Set down each record exactly as written.

[Records from a collection]
————————

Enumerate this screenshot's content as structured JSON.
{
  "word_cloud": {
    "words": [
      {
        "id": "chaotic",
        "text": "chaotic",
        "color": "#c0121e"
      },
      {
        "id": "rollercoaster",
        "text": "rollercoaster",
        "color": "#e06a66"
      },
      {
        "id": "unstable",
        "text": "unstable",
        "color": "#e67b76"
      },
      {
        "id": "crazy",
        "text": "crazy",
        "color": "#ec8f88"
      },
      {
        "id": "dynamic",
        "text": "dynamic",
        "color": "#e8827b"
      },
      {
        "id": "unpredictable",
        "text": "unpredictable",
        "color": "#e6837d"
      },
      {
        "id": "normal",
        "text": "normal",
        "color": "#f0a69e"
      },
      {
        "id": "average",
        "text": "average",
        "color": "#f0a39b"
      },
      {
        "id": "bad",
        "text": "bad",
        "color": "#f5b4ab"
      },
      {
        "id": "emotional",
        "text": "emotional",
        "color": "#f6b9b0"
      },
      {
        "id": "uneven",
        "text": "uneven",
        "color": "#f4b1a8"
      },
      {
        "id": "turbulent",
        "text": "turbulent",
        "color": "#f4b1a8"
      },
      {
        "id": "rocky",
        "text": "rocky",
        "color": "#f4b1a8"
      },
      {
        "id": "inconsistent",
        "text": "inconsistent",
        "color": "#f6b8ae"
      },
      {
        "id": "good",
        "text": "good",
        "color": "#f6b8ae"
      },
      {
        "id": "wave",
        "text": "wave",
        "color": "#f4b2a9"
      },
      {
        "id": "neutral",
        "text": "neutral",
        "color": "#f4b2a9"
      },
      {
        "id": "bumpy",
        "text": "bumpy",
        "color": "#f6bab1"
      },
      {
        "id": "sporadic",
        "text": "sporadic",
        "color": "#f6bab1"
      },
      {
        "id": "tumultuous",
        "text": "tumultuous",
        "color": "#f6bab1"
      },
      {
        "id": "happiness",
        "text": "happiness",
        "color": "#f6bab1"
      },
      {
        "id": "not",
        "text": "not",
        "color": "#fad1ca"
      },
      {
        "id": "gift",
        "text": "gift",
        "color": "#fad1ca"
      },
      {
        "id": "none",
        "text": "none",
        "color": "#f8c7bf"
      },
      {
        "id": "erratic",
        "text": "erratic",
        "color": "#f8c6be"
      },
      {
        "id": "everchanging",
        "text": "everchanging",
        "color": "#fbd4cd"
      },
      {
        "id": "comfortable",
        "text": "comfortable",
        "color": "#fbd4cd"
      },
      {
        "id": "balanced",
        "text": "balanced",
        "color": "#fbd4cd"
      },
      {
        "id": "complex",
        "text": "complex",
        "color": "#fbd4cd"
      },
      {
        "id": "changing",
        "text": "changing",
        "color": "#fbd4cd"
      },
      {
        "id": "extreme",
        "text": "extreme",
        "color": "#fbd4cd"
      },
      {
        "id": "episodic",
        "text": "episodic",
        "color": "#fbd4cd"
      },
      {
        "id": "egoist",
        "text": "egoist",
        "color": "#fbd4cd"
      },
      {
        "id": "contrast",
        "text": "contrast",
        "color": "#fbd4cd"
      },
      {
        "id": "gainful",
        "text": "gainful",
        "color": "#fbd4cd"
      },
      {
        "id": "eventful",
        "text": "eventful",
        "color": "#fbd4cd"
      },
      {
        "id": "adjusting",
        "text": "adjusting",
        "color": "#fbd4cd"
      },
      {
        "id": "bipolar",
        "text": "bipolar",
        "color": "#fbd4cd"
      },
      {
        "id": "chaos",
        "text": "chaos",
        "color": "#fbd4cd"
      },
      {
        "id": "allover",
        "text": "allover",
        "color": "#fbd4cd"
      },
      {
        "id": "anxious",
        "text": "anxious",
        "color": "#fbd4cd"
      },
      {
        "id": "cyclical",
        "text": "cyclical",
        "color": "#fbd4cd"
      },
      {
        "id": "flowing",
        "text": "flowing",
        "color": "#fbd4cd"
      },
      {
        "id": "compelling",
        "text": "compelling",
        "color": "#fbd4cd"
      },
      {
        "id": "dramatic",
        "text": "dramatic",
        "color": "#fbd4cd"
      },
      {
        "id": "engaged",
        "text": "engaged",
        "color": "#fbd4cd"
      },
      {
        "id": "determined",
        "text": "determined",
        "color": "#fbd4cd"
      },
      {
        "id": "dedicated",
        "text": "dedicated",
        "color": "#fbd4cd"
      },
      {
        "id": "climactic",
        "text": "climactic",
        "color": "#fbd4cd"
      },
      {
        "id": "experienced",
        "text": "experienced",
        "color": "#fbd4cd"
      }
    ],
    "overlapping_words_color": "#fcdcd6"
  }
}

————————

#### [The answer]
Enumerate this screenshot's content as structured JSON.
{
  "word_cloud": {
    "words": [
      {
        "id": "chaotic",
        "text": "chaotic",
        "color": "#c0121e"
      },
      {
        "id": "rollercoaster",
        "text": "rollercoaster",
        "color": "#e06a66"
      },
      {
        "id": "unstable",
        "text": "unstable",
        "color": "#e67b76"
      },
      {
        "id": "crazy",
        "text": "crazy",
        "color": "#ec8f88"
      },
      {
        "id": "dynamic",
        "text": "dynamic",
        "color": "#e8827b"
      },
      {
        "id": "unpredictable",
        "text": "unpredictable",
        "color": "#e6837d"
      },
      {
        "id": "normal",
        "text": "normal",
        "color": "#f0a69e"
      },
      {
        "id": "average",
        "text": "average",
        "color": "#f0a39b"
      },
      {
        "id": "bad",
        "text": "bad",
        "color": "#f5b4ab"
      },
      {
        "id": "emotional",
        "text": "emotional",
        "color": "#f6b9b0"
      },
      {
        "id": "uneven",
        "text": "uneven",
        "color": "#f4b1a8"
      },
      {
        "id": "turbulent",
        "text": "turbulent",
        "color": "#f4b1a8"
      },
      {
        "id": "rocky",
        "text": "rocky",
        "color": "#f4b1a8"
      },
      {
        "id": "inconsistent",
        "text": "inconsistent",
        "color": "#f6b8ae"
      },
      {
        "id": "good",
        "text": "good",
        "color": "#f6b8ae"
      },
      {
        "id": "wave",
        "text": "wave",
        "color": "#f4b2a9"
      },
      {
        "id": "neutral",
        "text": "neutral",
        "color": "#f4b2a9"
      },
      {
        "id": "bumpy",
        "text": "bumpy",
        "color": "#f6bab1"
      },
      {
        "id": "sporadic",
        "text": "sporadic",
        "color": "#f6bab1"
      },
      {
        "id": "tumultuous",
        "text": "tumultuous",
        "color": "#f6bab1"
      },
      {
        "id": "happiness",
        "text": "happiness",
        "color": "#f6bab1"
      },
      {
        "id": "not",
        "text": "not",
        "color": "#fad1ca"
      },
      {
        "id": "gift",
        "text": "gift",
        "color": "#fad1ca"
      },
      {
        "id": "none",
        "text": "none",
        "color": "#f8c7bf"
      },
      {
        "id": "erratic",
        "text": "erratic",
        "color": "#f8c6be"
      },
      {
        "id": "everchanging",
        "text": "everchanging",
        "color": "#fbd4cd"
      },
      {
        "id": "comfortable",
        "text": "comfortable",
        "color": "#fbd4cd"
      },
      {
        "id": "balanced",
        "text": "balanced",
        "color": "#fbd4cd"
      },
      {
        "id": "complex",
        "text": "complex",
        "color": "#fbd4cd"
      },
      {
        "id": "changing",
        "text": "changing",
        "color": "#fbd4cd"
      },
      {
        "id": "extreme",
        "text": "extreme",
        "color": "#fbd4cd"
      },
      {
        "id": "episodic",
        "text": "episodic",
        "color": "#fbd4cd"
      },
      {
        "id": "egoist",
        "text": "egoist",
        "color": "#fbd4cd"
      },
      {
        "id": "contrast",
        "text": "contrast",
        "color": "#fbd4cd"
      },
      {
        "id": "gainful",
        "text": "gainful",
        "color": "#fbd4cd"
      },
      {
        "id": "eventful",
        "text": "eventful",
        "color": "#fbd4cd"
      },
      {
        "id": "adjusting",
        "text": "adjusting",
        "color": "#fbd4cd"
      },
      {
        "id": "bipolar",
        "text": "bipolar",
        "color": "#fbd4cd"
      },
      {
        "id": "chaos",
        "text": "chaos",
        "color": "#fbd4cd"
      },
      {
        "id": "allover",
        "text": "allover",
        "color": "#fbd4cd"
      },
      {
        "id": "anxious",
        "text": "anxious",
        "color": "#fbd4cd"
      },
      {
        "id": "cyclical",
        "text": "cyclical",
        "color": "#fbd4cd"
      },
      {
        "id": "flowing",
        "text": "flowing",
        "color": "#fbd4cd"
      },
      {
        "id": "compelling",
        "text": "compelling",
        "color": "#fbd4cd"
      },
      {
        "id": "dramatic",
        "text": "dramatic",
        "color": "#fbd4cd"
      },
      {
        "id": "engaged",
        "text": "engaged",
        "color": "#fbd4cd"
      },
      {
        "id": "determined",
        "text": "determined",
        "color": "#fbd4cd"
      },
      {
        "id": "dedicated",
        "text": "dedicated",
        "color": "#fbd4cd"
      },
      {
        "id": "climactic",
        "text": "climactic",
        "color": "#fbd4cd"
      },
      {
        "id": "experienced",
        "text": "experienced",
        "color": "#fbd4cd"
      }
    ],
    "overlapping_words_color": "#fcdcd6"
  }
}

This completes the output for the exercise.